**GIVEN EXERCISE:**
Repeat, exactly and completely, the material that follows. Omit the pictures.

**EXERCISE INPUT:**
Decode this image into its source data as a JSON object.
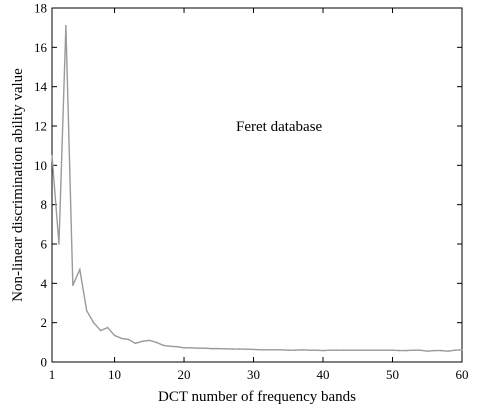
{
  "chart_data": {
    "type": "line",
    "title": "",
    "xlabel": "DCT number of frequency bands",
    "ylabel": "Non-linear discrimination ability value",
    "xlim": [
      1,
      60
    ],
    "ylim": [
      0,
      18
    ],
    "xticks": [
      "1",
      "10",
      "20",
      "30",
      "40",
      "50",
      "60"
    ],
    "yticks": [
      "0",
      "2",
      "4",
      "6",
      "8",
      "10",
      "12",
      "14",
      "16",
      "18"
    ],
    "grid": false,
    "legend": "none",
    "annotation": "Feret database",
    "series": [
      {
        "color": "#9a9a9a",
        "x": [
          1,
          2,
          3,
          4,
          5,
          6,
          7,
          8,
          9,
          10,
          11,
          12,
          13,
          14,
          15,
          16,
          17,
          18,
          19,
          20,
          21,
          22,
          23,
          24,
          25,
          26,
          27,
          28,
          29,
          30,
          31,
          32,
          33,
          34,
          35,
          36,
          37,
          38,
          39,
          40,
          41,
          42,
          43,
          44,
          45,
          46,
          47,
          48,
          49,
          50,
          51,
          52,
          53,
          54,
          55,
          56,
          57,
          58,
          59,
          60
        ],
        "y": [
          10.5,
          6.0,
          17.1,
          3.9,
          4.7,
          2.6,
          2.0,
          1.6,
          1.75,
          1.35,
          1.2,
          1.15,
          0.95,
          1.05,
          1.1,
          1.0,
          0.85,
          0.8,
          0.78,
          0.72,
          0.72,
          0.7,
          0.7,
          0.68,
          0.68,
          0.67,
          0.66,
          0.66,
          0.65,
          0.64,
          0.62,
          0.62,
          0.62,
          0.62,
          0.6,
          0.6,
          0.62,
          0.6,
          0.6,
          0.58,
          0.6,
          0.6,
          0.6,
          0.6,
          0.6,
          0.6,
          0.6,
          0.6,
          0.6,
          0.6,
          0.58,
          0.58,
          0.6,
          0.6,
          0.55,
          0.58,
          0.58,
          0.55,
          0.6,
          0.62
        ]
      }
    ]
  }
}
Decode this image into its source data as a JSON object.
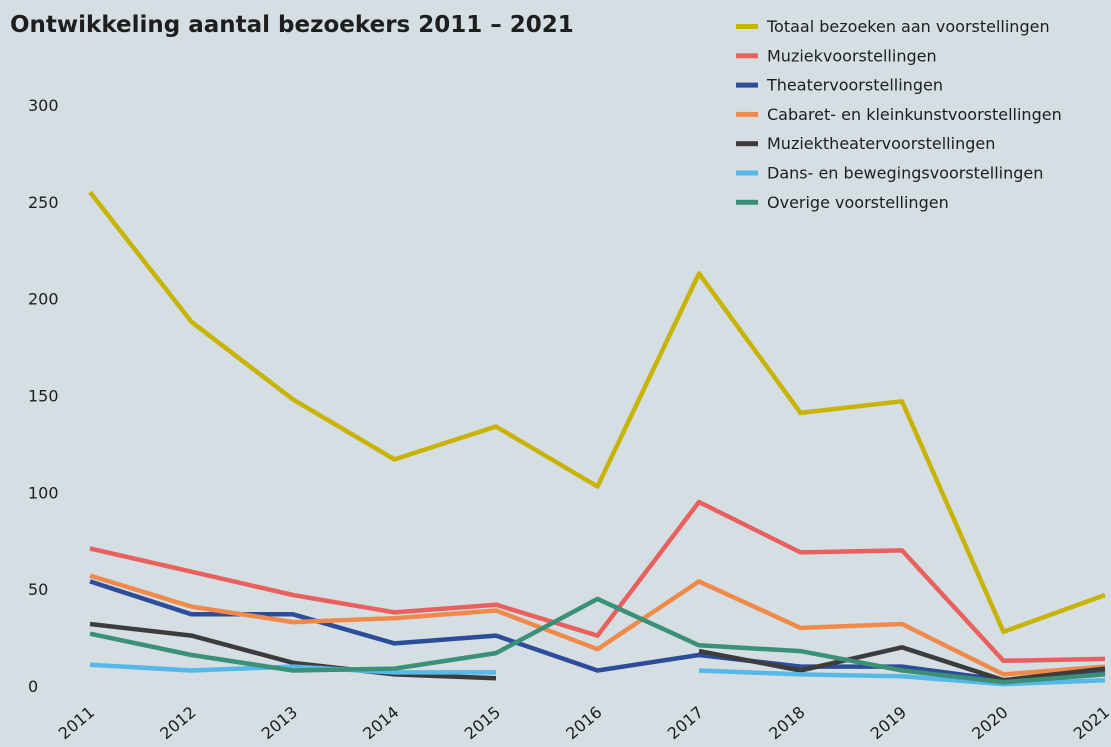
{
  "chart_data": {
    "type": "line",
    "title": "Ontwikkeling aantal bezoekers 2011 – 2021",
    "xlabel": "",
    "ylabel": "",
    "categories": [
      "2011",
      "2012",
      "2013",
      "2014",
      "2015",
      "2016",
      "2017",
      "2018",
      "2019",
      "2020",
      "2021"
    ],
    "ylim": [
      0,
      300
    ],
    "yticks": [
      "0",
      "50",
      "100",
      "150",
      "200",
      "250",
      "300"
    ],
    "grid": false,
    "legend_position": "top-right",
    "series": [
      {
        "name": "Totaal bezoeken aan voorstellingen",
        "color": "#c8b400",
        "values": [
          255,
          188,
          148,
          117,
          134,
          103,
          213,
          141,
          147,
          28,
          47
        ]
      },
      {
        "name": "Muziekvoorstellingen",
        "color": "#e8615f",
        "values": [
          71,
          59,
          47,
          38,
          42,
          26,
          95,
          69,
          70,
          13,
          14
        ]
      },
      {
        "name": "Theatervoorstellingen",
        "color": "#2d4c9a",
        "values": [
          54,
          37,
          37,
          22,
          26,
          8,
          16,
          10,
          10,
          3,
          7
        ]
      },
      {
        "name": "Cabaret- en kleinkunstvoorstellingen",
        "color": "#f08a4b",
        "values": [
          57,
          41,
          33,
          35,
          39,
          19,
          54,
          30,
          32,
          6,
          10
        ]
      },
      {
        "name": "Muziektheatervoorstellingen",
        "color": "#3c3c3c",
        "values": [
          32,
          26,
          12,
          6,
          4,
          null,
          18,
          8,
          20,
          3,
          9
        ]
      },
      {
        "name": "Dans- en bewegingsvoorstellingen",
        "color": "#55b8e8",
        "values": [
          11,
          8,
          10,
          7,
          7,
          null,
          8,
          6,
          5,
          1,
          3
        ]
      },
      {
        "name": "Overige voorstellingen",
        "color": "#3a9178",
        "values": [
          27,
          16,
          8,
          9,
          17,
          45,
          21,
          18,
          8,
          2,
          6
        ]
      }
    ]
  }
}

**CORRECT RESPONSE:**
Decode this image into its source data as a JSON object.
{
  "chart_data": {
    "type": "line",
    "title": "",
    "xlabel": "DCT number of frequency bands",
    "ylabel": "Non-linear discrimination ability value",
    "xlim": [
      1,
      60
    ],
    "ylim": [
      0,
      18
    ],
    "xticks": [
      "1",
      "10",
      "20",
      "30",
      "40",
      "50",
      "60"
    ],
    "yticks": [
      "0",
      "2",
      "4",
      "6",
      "8",
      "10",
      "12",
      "14",
      "16",
      "18"
    ],
    "grid": false,
    "legend": "none",
    "annotation": "Feret database",
    "series": [
      {
        "color": "#9a9a9a",
        "x": [
          1,
          2,
          3,
          4,
          5,
          6,
          7,
          8,
          9,
          10,
          11,
          12,
          13,
          14,
          15,
          16,
          17,
          18,
          19,
          20,
          21,
          22,
          23,
          24,
          25,
          26,
          27,
          28,
          29,
          30,
          31,
          32,
          33,
          34,
          35,
          36,
          37,
          38,
          39,
          40,
          41,
          42,
          43,
          44,
          45,
          46,
          47,
          48,
          49,
          50,
          51,
          52,
          53,
          54,
          55,
          56,
          57,
          58,
          59,
          60
        ],
        "y": [
          10.5,
          6.0,
          17.1,
          3.9,
          4.7,
          2.6,
          2.0,
          1.6,
          1.75,
          1.35,
          1.2,
          1.15,
          0.95,
          1.05,
          1.1,
          1.0,
          0.85,
          0.8,
          0.78,
          0.72,
          0.72,
          0.7,
          0.7,
          0.68,
          0.68,
          0.67,
          0.66,
          0.66,
          0.65,
          0.64,
          0.62,
          0.62,
          0.62,
          0.62,
          0.6,
          0.6,
          0.62,
          0.6,
          0.6,
          0.58,
          0.6,
          0.6,
          0.6,
          0.6,
          0.6,
          0.6,
          0.6,
          0.6,
          0.6,
          0.6,
          0.58,
          0.58,
          0.6,
          0.6,
          0.55,
          0.58,
          0.58,
          0.55,
          0.6,
          0.62
        ]
      }
    ]
  }
}
Decode this image into its source data as a JSON object.
{
  "chart_data": {
    "type": "line",
    "title": "Ontwikkeling aantal bezoekers 2011 – 2021",
    "xlabel": "",
    "ylabel": "",
    "categories": [
      "2011",
      "2012",
      "2013",
      "2014",
      "2015",
      "2016",
      "2017",
      "2018",
      "2019",
      "2020",
      "2021"
    ],
    "ylim": [
      0,
      300
    ],
    "yticks": [
      "0",
      "50",
      "100",
      "150",
      "200",
      "250",
      "300"
    ],
    "grid": false,
    "legend_position": "top-right",
    "series": [
      {
        "name": "Totaal bezoeken aan voorstellingen",
        "color": "#c8b400",
        "values": [
          255,
          188,
          148,
          117,
          134,
          103,
          213,
          141,
          147,
          28,
          47
        ]
      },
      {
        "name": "Muziekvoorstellingen",
        "color": "#e8615f",
        "values": [
          71,
          59,
          47,
          38,
          42,
          26,
          95,
          69,
          70,
          13,
          14
        ]
      },
      {
        "name": "Theatervoorstellingen",
        "color": "#2d4c9a",
        "values": [
          54,
          37,
          37,
          22,
          26,
          8,
          16,
          10,
          10,
          3,
          7
        ]
      },
      {
        "name": "Cabaret- en kleinkunstvoorstellingen",
        "color": "#f08a4b",
        "values": [
          57,
          41,
          33,
          35,
          39,
          19,
          54,
          30,
          32,
          6,
          10
        ]
      },
      {
        "name": "Muziektheatervoorstellingen",
        "color": "#3c3c3c",
        "values": [
          32,
          26,
          12,
          6,
          4,
          null,
          18,
          8,
          20,
          3,
          9
        ]
      },
      {
        "name": "Dans- en bewegingsvoorstellingen",
        "color": "#55b8e8",
        "values": [
          11,
          8,
          10,
          7,
          7,
          null,
          8,
          6,
          5,
          1,
          3
        ]
      },
      {
        "name": "Overige voorstellingen",
        "color": "#3a9178",
        "values": [
          27,
          16,
          8,
          9,
          17,
          45,
          21,
          18,
          8,
          2,
          6
        ]
      }
    ]
  }
}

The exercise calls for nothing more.